Every entry must be repeated exactly. Exclude all pictures.

(Records from a collection of figures)
────────────────────────────────────────
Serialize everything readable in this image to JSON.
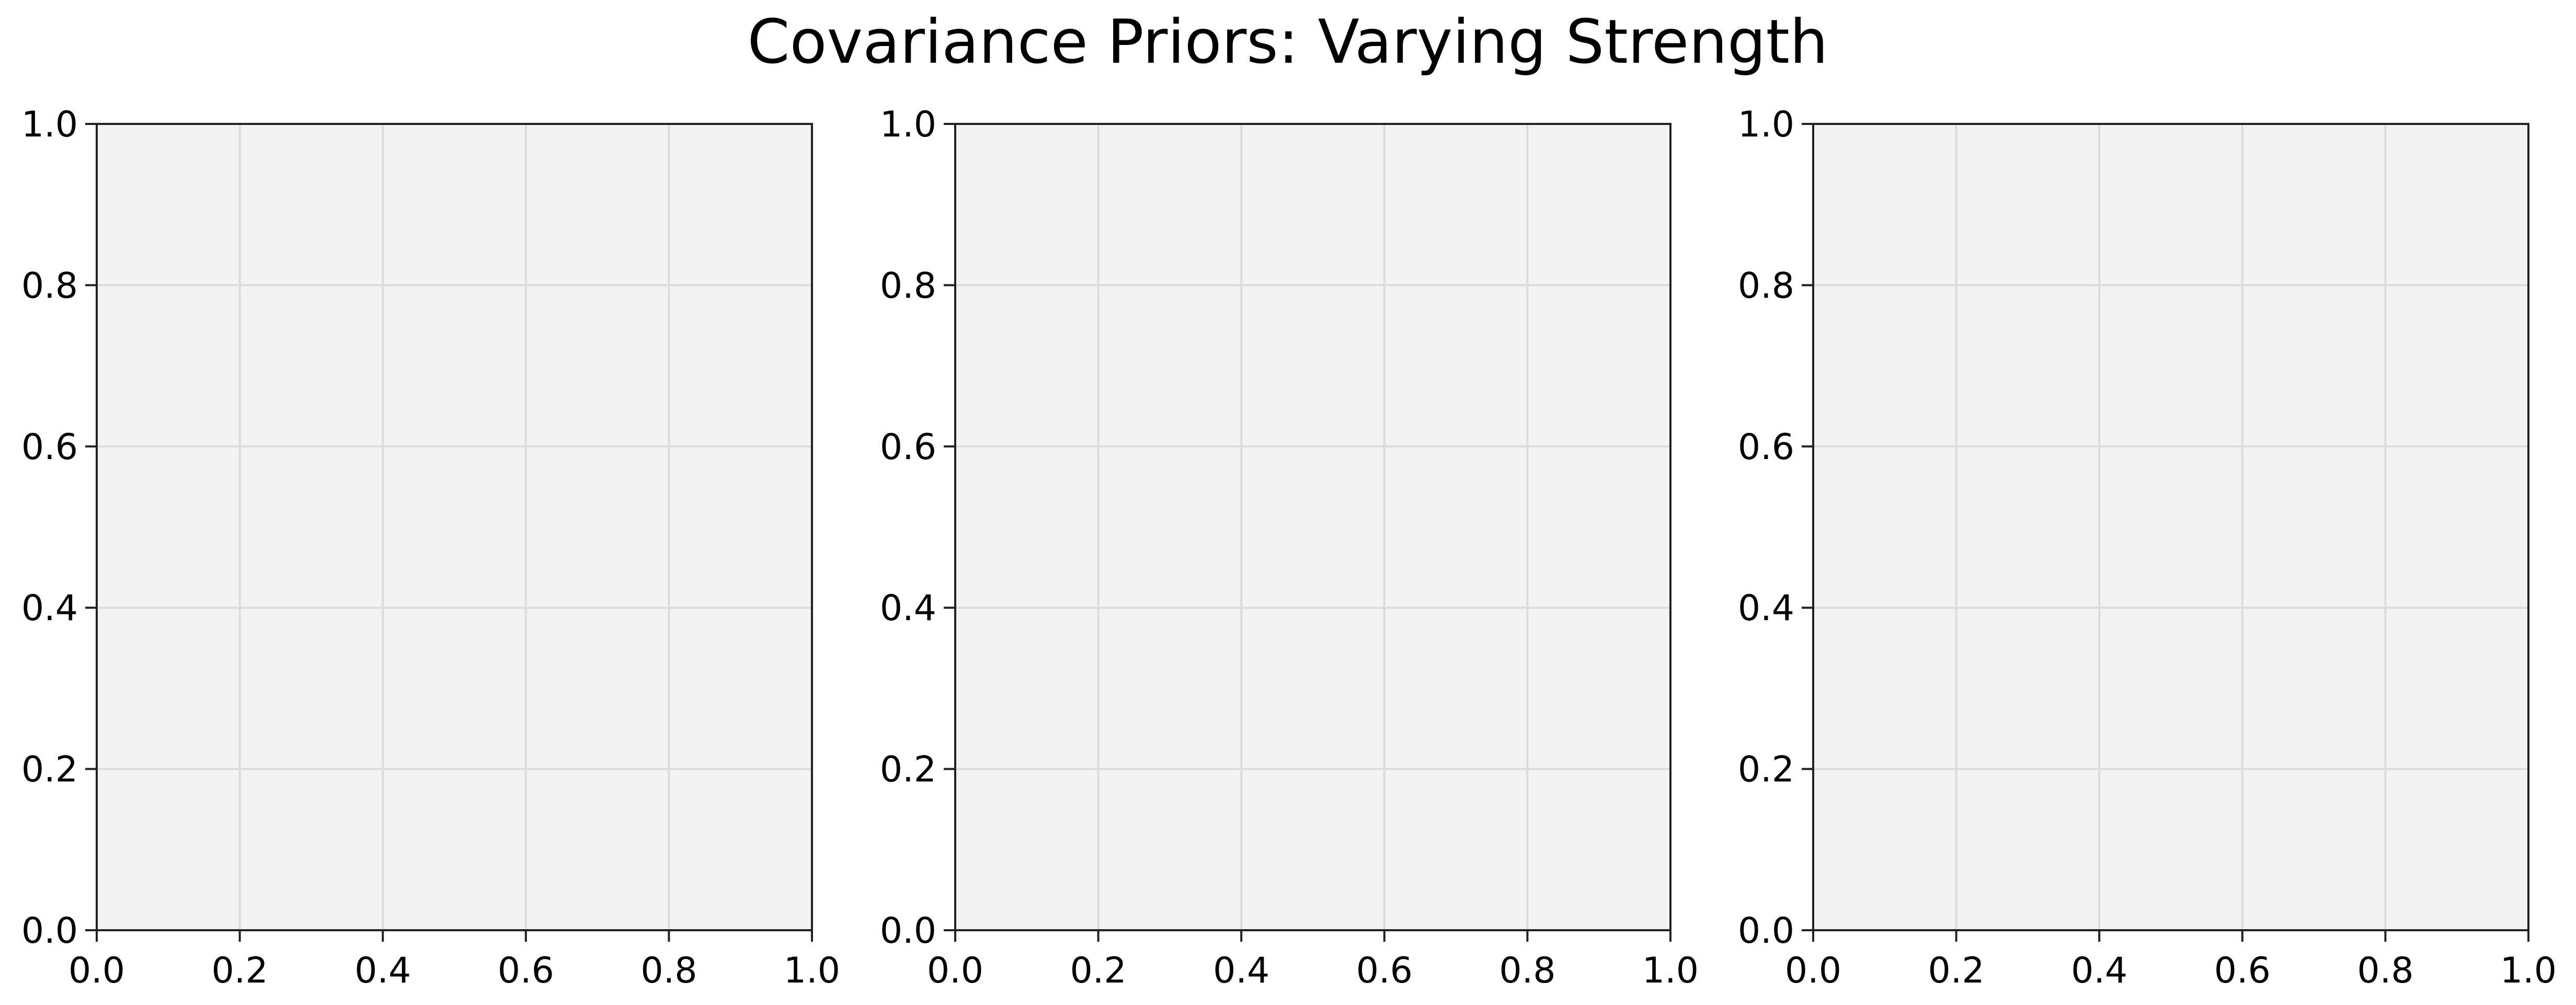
{
  "figure": {
    "title": "Covariance Priors: Varying Strength"
  },
  "colors": {
    "axes_background": "#f3f3f3",
    "grid": "#dcdcdc",
    "spine": "#222222",
    "text": "#000000"
  },
  "chart_data": [
    {
      "type": "scatter",
      "title": "",
      "xlabel": "",
      "ylabel": "",
      "xlim": [
        0.0,
        1.0
      ],
      "ylim": [
        0.0,
        1.0
      ],
      "xticks": [
        "0.0",
        "0.2",
        "0.4",
        "0.6",
        "0.8",
        "1.0"
      ],
      "yticks": [
        "0.0",
        "0.2",
        "0.4",
        "0.6",
        "0.8",
        "1.0"
      ],
      "grid": true,
      "series": []
    },
    {
      "type": "scatter",
      "title": "",
      "xlabel": "",
      "ylabel": "",
      "xlim": [
        0.0,
        1.0
      ],
      "ylim": [
        0.0,
        1.0
      ],
      "xticks": [
        "0.0",
        "0.2",
        "0.4",
        "0.6",
        "0.8",
        "1.0"
      ],
      "yticks": [
        "0.0",
        "0.2",
        "0.4",
        "0.6",
        "0.8",
        "1.0"
      ],
      "grid": true,
      "series": []
    },
    {
      "type": "scatter",
      "title": "",
      "xlabel": "",
      "ylabel": "",
      "xlim": [
        0.0,
        1.0
      ],
      "ylim": [
        0.0,
        1.0
      ],
      "xticks": [
        "0.0",
        "0.2",
        "0.4",
        "0.6",
        "0.8",
        "1.0"
      ],
      "yticks": [
        "0.0",
        "0.2",
        "0.4",
        "0.6",
        "0.8",
        "1.0"
      ],
      "grid": true,
      "series": []
    }
  ]
}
────────────────────────────────────────
Problem solution >>
Serialize everything readable in this image to JSON.
{
  "figure": {
    "title": "Covariance Priors: Varying Strength"
  },
  "colors": {
    "axes_background": "#f3f3f3",
    "grid": "#dcdcdc",
    "spine": "#222222",
    "text": "#000000"
  },
  "chart_data": [
    {
      "type": "scatter",
      "title": "",
      "xlabel": "",
      "ylabel": "",
      "xlim": [
        0.0,
        1.0
      ],
      "ylim": [
        0.0,
        1.0
      ],
      "xticks": [
        "0.0",
        "0.2",
        "0.4",
        "0.6",
        "0.8",
        "1.0"
      ],
      "yticks": [
        "0.0",
        "0.2",
        "0.4",
        "0.6",
        "0.8",
        "1.0"
      ],
      "grid": true,
      "series": []
    },
    {
      "type": "scatter",
      "title": "",
      "xlabel": "",
      "ylabel": "",
      "xlim": [
        0.0,
        1.0
      ],
      "ylim": [
        0.0,
        1.0
      ],
      "xticks": [
        "0.0",
        "0.2",
        "0.4",
        "0.6",
        "0.8",
        "1.0"
      ],
      "yticks": [
        "0.0",
        "0.2",
        "0.4",
        "0.6",
        "0.8",
        "1.0"
      ],
      "grid": true,
      "series": []
    },
    {
      "type": "scatter",
      "title": "",
      "xlabel": "",
      "ylabel": "",
      "xlim": [
        0.0,
        1.0
      ],
      "ylim": [
        0.0,
        1.0
      ],
      "xticks": [
        "0.0",
        "0.2",
        "0.4",
        "0.6",
        "0.8",
        "1.0"
      ],
      "yticks": [
        "0.0",
        "0.2",
        "0.4",
        "0.6",
        "0.8",
        "1.0"
      ],
      "grid": true,
      "series": []
    }
  ]
}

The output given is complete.